Problem requirements: Set down the material once more, exactly as it appears.

[Start]

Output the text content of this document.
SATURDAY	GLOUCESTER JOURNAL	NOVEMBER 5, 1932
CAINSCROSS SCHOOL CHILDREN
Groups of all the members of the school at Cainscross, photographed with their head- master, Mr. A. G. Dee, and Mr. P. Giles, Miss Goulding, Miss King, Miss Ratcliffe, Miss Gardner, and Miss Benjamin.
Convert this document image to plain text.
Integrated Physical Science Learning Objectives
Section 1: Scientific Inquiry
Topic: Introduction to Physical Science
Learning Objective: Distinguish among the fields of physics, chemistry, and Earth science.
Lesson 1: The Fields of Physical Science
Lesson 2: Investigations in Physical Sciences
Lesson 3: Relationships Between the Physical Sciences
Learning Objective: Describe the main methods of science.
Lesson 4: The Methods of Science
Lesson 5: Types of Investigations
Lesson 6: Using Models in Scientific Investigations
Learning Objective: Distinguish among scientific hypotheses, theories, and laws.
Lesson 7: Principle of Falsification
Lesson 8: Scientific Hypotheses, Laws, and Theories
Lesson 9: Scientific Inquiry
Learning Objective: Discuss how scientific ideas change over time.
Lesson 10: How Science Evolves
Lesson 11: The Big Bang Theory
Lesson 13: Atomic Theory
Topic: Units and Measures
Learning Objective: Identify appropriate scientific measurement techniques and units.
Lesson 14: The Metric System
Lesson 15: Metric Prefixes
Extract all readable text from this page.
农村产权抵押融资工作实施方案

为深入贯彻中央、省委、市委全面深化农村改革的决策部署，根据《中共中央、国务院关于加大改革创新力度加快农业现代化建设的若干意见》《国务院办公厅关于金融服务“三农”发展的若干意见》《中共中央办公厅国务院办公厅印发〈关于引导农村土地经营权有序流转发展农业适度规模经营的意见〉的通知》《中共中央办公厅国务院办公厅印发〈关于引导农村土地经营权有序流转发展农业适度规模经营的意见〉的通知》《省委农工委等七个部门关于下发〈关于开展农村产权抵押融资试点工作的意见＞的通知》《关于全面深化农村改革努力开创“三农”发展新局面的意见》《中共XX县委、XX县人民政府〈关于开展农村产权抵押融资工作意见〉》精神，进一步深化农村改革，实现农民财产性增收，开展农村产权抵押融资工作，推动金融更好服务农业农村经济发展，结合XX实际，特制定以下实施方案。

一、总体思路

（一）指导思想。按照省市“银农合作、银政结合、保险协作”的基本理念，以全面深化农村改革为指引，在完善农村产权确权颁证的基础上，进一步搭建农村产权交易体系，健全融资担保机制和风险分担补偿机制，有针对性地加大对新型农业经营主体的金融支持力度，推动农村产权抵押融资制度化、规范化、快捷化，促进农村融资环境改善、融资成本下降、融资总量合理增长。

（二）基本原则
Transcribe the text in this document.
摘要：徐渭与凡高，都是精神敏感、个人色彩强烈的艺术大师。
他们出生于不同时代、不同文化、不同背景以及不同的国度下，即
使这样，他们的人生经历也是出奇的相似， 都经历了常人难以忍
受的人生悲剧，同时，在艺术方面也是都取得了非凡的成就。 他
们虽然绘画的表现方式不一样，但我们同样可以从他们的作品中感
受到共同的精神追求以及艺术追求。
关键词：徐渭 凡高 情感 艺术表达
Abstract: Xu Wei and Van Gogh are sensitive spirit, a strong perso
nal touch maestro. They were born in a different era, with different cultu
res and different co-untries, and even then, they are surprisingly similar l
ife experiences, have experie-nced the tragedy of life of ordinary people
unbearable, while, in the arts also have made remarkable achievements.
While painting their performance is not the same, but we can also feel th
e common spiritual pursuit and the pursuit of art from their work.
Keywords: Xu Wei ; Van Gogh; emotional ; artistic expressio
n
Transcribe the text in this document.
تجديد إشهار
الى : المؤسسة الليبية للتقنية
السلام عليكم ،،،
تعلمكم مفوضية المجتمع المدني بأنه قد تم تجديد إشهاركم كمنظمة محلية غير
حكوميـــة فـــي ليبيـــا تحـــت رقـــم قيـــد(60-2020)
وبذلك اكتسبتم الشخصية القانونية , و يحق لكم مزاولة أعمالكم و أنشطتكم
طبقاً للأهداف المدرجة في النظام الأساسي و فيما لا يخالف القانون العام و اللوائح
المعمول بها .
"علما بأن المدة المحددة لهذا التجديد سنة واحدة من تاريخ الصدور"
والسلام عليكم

[End]

Result:
Output the text content of this document.
SATURDAY	GLOUCESTER JOURNAL	NOVEMBER 5, 1932
CAINSCROSS SCHOOL CHILDREN
Groups of all the members of the school at Cainscross, photographed with their head- master, Mr. A. G. Dee, and Mr. P. Giles, Miss Goulding, Miss King, Miss Ratcliffe, Miss Gardner, and Miss Benjamin.
Convert this document image to plain text.
Integrated Physical Science Learning Objectives
Section 1: Scientific Inquiry
Topic: Introduction to Physical Science
Learning Objective: Distinguish among the fields of physics, chemistry, and Earth science.
Lesson 1: The Fields of Physical Science
Lesson 2: Investigations in Physical Sciences
Lesson 3: Relationships Between the Physical Sciences
Learning Objective: Describe the main methods of science.
Lesson 4: The Methods of Science
Lesson 5: Types of Investigations
Lesson 6: Using Models in Scientific Investigations
Learning Objective: Distinguish among scientific hypotheses, theories, and laws.
Lesson 7: Principle of Falsification
Lesson 8: Scientific Hypotheses, Laws, and Theories
Lesson 9: Scientific Inquiry
Learning Objective: Discuss how scientific ideas change over time.
Lesson 10: How Science Evolves
Lesson 11: The Big Bang Theory
Lesson 13: Atomic Theory
Topic: Units and Measures
Learning Objective: Identify appropriate scientific measurement techniques and units.
Lesson 14: The Metric System
Lesson 15: Metric Prefixes
Extract all readable text from this page.
农村产权抵押融资工作实施方案

为深入贯彻中央、省委、市委全面深化农村改革的决策部署，根据《中共中央、国务院关于加大改革创新力度加快农业现代化建设的若干意见》《国务院办公厅关于金融服务“三农”发展的若干意见》《中共中央办公厅国务院办公厅印发〈关于引导农村土地经营权有序流转发展农业适度规模经营的意见〉的通知》《中共中央办公厅国务院办公厅印发〈关于引导农村土地经营权有序流转发展农业适度规模经营的意见〉的通知》《省委农工委等七个部门关于下发〈关于开展农村产权抵押融资试点工作的意见＞的通知》《关于全面深化农村改革努力开创“三农”发展新局面的意见》《中共XX县委、XX县人民政府〈关于开展农村产权抵押融资工作意见〉》精神，进一步深化农村改革，实现农民财产性增收，开展农村产权抵押融资工作，推动金融更好服务农业农村经济发展，结合XX实际，特制定以下实施方案。

一、总体思路

（一）指导思想。按照省市“银农合作、银政结合、保险协作”的基本理念，以全面深化农村改革为指引，在完善农村产权确权颁证的基础上，进一步搭建农村产权交易体系，健全融资担保机制和风险分担补偿机制，有针对性地加大对新型农业经营主体的金融支持力度，推动农村产权抵押融资制度化、规范化、快捷化，促进农村融资环境改善、融资成本下降、融资总量合理增长。

（二）基本原则
Transcribe the text in this document.
摘要：徐渭与凡高，都是精神敏感、个人色彩强烈的艺术大师。
他们出生于不同时代、不同文化、不同背景以及不同的国度下，即
使这样，他们的人生经历也是出奇的相似， 都经历了常人难以忍
受的人生悲剧，同时，在艺术方面也是都取得了非凡的成就。 他
们虽然绘画的表现方式不一样，但我们同样可以从他们的作品中感
受到共同的精神追求以及艺术追求。
关键词：徐渭 凡高 情感 艺术表达
Abstract: Xu Wei and Van Gogh are sensitive spirit, a strong perso
nal touch maestro. They were born in a different era, with different cultu
res and different co-untries, and even then, they are surprisingly similar l
ife experiences, have experie-nced the tragedy of life of ordinary people
unbearable, while, in the arts also have made remarkable achievements.
While painting their performance is not the same, but we can also feel th
e common spiritual pursuit and the pursuit of art from their work.
Keywords: Xu Wei ; Van Gogh; emotional ; artistic expressio
n
Transcribe the text in this document.
تجديد إشهار
الى : المؤسسة الليبية للتقنية
السلام عليكم ،،،
تعلمكم مفوضية المجتمع المدني بأنه قد تم تجديد إشهاركم كمنظمة محلية غير
حكوميـــة فـــي ليبيـــا تحـــت رقـــم قيـــد(60-2020)
وبذلك اكتسبتم الشخصية القانونية , و يحق لكم مزاولة أعمالكم و أنشطتكم
طبقاً للأهداف المدرجة في النظام الأساسي و فيما لا يخالف القانون العام و اللوائح
المعمول بها .
"علما بأن المدة المحددة لهذا التجديد سنة واحدة من تاريخ الصدور"
والسلام عليكم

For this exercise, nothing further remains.